→ Problem:
Only those lines running from the line that contains "Type out the text in this image." through the end of the material are to be written out, each exactly as shown.

→ Data supplied:
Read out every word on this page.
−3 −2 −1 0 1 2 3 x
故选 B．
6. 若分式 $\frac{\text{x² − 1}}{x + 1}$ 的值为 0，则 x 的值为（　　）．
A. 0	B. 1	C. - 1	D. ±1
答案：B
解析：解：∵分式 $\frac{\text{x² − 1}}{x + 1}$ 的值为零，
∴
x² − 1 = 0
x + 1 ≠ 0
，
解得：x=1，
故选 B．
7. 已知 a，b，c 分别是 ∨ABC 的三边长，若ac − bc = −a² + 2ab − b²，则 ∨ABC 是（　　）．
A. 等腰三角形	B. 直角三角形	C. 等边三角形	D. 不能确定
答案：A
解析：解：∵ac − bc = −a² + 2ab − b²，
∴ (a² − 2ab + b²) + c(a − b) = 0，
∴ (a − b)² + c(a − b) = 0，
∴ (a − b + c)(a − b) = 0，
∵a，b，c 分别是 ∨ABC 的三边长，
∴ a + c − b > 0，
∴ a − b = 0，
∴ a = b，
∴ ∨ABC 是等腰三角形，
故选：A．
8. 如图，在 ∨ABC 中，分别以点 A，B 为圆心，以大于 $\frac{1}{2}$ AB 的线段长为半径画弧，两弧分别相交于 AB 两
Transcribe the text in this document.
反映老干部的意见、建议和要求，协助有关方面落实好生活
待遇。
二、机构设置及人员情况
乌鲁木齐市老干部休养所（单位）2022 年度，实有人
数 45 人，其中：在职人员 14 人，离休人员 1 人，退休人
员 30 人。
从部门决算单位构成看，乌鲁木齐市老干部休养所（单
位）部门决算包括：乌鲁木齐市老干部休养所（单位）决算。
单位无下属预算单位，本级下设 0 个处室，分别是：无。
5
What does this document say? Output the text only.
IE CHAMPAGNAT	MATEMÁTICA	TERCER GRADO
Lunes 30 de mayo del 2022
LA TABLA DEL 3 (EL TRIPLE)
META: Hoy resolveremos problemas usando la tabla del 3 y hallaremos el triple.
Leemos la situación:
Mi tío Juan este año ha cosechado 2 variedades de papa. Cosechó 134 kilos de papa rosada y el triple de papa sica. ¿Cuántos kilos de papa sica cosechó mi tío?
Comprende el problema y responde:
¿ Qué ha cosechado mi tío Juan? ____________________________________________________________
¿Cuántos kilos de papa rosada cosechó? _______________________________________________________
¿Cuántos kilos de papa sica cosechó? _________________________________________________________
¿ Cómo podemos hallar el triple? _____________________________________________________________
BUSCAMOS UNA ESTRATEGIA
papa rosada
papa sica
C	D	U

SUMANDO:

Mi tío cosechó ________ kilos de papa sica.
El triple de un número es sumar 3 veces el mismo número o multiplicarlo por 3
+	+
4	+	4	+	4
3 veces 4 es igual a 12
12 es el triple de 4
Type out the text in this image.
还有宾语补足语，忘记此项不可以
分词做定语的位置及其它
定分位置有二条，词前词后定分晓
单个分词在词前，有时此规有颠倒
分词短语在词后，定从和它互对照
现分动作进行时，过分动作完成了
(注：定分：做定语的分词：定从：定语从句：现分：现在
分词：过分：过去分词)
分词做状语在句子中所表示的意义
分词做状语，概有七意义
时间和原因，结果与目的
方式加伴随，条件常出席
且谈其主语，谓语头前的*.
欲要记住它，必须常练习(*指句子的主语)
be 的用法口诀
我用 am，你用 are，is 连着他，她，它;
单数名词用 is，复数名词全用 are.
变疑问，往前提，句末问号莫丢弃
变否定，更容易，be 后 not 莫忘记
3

→ Exercise response:
Type out the text in this image.
还有宾语补足语，忘记此项不可以
分词做定语的位置及其它
定分位置有二条，词前词后定分晓
单个分词在词前，有时此规有颠倒
分词短语在词后，定从和它互对照
现分动作进行时，过分动作完成了
(注：定分：做定语的分词：定从：定语从句：现分：现在
分词：过分：过去分词)
分词做状语在句子中所表示的意义
分词做状语，概有七意义
时间和原因，结果与目的
方式加伴随，条件常出席
且谈其主语，谓语头前的*.
欲要记住它，必须常练习(*指句子的主语)
be 的用法口诀
我用 am，你用 are，is 连着他，她，它;
单数名词用 is，复数名词全用 are.
变疑问，往前提，句末问号莫丢弃
变否定，更容易，be 后 not 莫忘记
3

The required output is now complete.